┌──

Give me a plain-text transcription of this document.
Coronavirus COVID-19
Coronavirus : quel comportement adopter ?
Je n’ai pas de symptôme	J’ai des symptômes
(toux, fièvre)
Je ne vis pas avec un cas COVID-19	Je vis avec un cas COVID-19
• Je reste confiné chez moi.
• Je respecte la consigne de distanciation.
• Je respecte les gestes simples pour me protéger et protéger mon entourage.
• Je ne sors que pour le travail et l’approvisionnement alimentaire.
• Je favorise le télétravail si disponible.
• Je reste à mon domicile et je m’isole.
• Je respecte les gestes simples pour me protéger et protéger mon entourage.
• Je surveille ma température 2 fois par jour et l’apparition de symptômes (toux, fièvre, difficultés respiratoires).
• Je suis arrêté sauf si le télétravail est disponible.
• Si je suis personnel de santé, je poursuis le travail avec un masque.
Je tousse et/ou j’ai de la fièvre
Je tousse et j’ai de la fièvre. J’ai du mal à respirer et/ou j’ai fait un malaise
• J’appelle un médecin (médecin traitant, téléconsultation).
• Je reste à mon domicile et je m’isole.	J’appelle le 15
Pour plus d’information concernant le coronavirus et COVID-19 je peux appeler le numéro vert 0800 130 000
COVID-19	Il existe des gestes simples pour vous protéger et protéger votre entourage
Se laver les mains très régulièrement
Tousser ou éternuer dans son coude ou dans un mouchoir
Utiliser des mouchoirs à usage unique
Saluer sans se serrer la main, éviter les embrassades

└──
┌──

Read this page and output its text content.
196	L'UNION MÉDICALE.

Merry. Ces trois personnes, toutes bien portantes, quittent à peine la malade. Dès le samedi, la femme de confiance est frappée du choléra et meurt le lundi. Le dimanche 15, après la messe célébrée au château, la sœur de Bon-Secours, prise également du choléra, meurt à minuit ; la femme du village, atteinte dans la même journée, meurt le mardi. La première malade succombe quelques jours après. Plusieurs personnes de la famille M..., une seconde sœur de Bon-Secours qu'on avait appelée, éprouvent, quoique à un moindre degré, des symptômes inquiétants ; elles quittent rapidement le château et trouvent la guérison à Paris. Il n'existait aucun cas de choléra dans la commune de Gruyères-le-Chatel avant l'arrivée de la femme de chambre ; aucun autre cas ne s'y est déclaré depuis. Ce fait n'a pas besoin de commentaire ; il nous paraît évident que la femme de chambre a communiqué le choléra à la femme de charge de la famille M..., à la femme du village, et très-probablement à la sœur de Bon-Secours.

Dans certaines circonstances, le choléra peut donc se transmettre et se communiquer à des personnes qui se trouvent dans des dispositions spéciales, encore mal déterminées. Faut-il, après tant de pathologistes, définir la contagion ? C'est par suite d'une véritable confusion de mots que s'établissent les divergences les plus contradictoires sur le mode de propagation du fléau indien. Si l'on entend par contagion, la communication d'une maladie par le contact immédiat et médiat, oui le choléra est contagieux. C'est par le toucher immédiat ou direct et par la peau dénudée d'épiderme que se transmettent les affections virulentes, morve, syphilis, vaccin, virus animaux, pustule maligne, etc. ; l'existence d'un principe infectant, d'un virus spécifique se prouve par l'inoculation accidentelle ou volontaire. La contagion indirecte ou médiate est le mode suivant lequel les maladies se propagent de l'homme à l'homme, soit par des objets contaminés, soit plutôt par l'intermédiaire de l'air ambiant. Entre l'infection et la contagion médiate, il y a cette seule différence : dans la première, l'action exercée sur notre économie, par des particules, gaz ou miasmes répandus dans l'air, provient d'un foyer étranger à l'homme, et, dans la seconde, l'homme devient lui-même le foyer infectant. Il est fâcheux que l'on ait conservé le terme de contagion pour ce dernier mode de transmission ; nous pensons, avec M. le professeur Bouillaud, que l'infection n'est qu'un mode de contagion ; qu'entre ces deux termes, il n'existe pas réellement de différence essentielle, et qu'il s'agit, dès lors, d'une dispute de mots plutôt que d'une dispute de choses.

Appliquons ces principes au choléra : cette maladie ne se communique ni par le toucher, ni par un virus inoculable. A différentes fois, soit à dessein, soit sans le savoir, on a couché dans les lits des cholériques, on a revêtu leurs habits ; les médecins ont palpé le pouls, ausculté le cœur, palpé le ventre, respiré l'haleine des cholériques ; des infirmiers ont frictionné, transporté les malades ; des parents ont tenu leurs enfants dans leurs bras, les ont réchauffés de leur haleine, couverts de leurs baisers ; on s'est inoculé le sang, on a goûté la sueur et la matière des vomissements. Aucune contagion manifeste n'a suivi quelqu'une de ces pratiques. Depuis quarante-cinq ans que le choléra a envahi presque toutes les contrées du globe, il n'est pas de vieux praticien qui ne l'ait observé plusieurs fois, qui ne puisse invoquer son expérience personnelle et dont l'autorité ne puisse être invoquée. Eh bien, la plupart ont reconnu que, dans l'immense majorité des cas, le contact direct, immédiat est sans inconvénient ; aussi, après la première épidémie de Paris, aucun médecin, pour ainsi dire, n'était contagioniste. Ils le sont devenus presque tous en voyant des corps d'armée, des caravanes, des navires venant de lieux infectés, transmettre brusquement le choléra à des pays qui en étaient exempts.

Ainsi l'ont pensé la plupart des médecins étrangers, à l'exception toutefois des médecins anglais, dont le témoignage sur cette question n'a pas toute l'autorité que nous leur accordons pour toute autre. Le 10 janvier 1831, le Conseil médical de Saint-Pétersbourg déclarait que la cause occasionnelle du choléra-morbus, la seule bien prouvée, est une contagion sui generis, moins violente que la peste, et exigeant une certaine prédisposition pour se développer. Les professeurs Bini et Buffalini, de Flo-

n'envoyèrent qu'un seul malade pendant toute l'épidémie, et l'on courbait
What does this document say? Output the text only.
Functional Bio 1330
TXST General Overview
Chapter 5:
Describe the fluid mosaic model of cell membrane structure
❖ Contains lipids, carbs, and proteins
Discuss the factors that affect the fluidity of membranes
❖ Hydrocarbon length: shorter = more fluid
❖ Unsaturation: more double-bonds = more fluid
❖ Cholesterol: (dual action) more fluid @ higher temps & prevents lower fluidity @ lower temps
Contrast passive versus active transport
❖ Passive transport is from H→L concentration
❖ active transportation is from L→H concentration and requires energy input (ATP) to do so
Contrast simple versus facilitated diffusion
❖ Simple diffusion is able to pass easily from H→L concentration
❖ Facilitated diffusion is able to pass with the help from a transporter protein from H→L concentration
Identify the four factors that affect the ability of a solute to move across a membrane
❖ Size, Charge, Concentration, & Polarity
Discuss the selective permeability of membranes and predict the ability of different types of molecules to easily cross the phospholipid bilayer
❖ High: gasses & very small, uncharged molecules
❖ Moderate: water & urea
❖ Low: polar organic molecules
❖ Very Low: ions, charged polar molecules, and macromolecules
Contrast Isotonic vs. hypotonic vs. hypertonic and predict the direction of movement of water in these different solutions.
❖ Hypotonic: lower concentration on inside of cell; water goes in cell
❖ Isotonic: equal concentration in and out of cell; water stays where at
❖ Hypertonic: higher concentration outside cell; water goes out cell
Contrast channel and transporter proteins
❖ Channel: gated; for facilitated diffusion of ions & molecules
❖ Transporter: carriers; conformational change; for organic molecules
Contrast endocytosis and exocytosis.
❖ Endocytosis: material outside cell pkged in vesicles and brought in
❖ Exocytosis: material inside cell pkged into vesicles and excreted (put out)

└──

Task: Search the entries above for the string "that", and report each line where it occurs.

Solved problem:
Discuss the factors that affect the fluidity of membranes
Identify the four factors that affect the ability of a solute to move across a membrane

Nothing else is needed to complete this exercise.